■ Stored entries
______

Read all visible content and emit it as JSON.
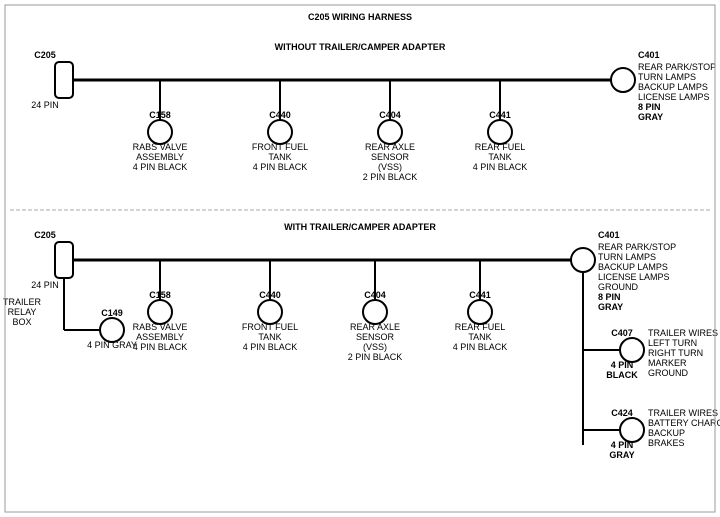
{
  "title": "C205 WIRING HARNESS",
  "diagram": {
    "top_section": {
      "label": "WITHOUT TRAILER/CAMPER ADAPTER",
      "left_connector": {
        "id": "C205",
        "pins": "24 PIN"
      },
      "right_connector": {
        "id": "C401",
        "pins": "8 PIN",
        "color": "GRAY",
        "label": "REAR PARK/STOP\nTURN LAMPS\nBACKUP LAMPS\nLICENSE LAMPS"
      },
      "connectors": [
        {
          "id": "C158",
          "label": "RABS VALVE\nASSEMBLY\n4 PIN BLACK"
        },
        {
          "id": "C440",
          "label": "FRONT FUEL\nTANK\n4 PIN BLACK"
        },
        {
          "id": "C404",
          "label": "REAR AXLE\nSENSOR\n(VSS)\n2 PIN BLACK"
        },
        {
          "id": "C441",
          "label": "REAR FUEL\nTANK\n4 PIN BLACK"
        }
      ]
    },
    "bottom_section": {
      "label": "WITH TRAILER/CAMPER ADAPTER",
      "left_connector": {
        "id": "C205",
        "pins": "24 PIN"
      },
      "right_connector": {
        "id": "C401",
        "pins": "8 PIN",
        "color": "GRAY",
        "label": "REAR PARK/STOP\nTURN LAMPS\nBACKUP LAMPS\nLICENSE LAMPS\nGROUND"
      },
      "extra_connector": {
        "id": "C149",
        "pins": "4 PIN GRAY",
        "label": "TRAILER\nRELAY\nBOX"
      },
      "connectors": [
        {
          "id": "C158",
          "label": "RABS VALVE\nASSEMBLY\n4 PIN BLACK"
        },
        {
          "id": "C440",
          "label": "FRONT FUEL\nTANK\n4 PIN BLACK"
        },
        {
          "id": "C404",
          "label": "REAR AXLE\nSENSOR\n(VSS)\n2 PIN BLACK"
        },
        {
          "id": "C441",
          "label": "REAR FUEL\nTANK\n4 PIN BLACK"
        }
      ],
      "right_extra": [
        {
          "id": "C407",
          "pins": "4 PIN\nBLACK",
          "label": "TRAILER WIRES\nLEFT TURN\nRIGHT TURN\nMARKER\nGROUND"
        },
        {
          "id": "C424",
          "pins": "4 PIN\nGRAY",
          "label": "TRAILER WIRES\nBATTERY CHARGE\nBACKUP\nBRAKES"
        }
      ]
    }
  }
}
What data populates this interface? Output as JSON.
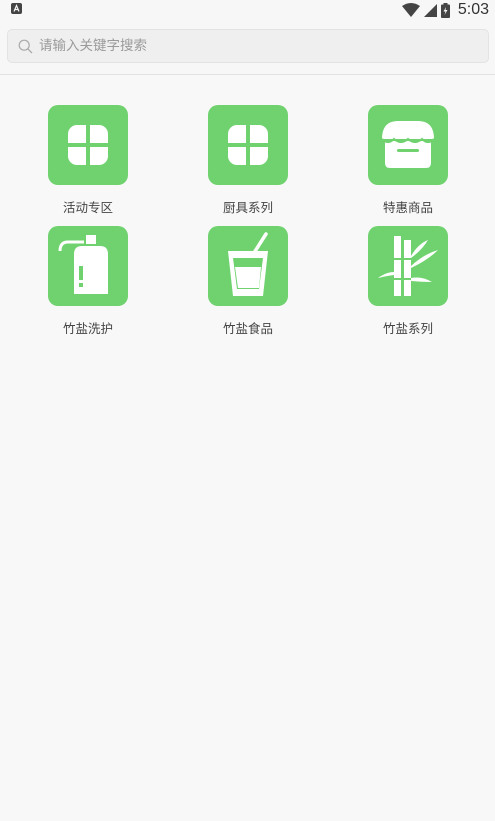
{
  "status_bar": {
    "time": "5:03"
  },
  "search": {
    "placeholder": "请输入关键字搜索"
  },
  "categories": [
    {
      "label": "活动专区",
      "icon": "clover-icon"
    },
    {
      "label": "厨具系列",
      "icon": "clover-icon"
    },
    {
      "label": "特惠商品",
      "icon": "store-icon"
    },
    {
      "label": "竹盐洗护",
      "icon": "lotion-bottle-icon"
    },
    {
      "label": "竹盐食品",
      "icon": "drink-cup-icon"
    },
    {
      "label": "竹盐系列",
      "icon": "bamboo-icon"
    }
  ],
  "colors": {
    "tile": "#6fd26f",
    "background": "#f8f8f8"
  }
}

______

■ EXERCISE DIRECTIONS
Look above for the line containing "What data populates"; output that line and all lines after it through the last one exactly, without the pictures.

■ RESPONSE BELOW
What data populates this interface? Output as JSON.
{
  "status_bar": {
    "time": "5:03"
  },
  "search": {
    "placeholder": "请输入关键字搜索"
  },
  "categories": [
    {
      "label": "活动专区",
      "icon": "clover-icon"
    },
    {
      "label": "厨具系列",
      "icon": "clover-icon"
    },
    {
      "label": "特惠商品",
      "icon": "store-icon"
    },
    {
      "label": "竹盐洗护",
      "icon": "lotion-bottle-icon"
    },
    {
      "label": "竹盐食品",
      "icon": "drink-cup-icon"
    },
    {
      "label": "竹盐系列",
      "icon": "bamboo-icon"
    }
  ],
  "colors": {
    "tile": "#6fd26f",
    "background": "#f8f8f8"
  }
}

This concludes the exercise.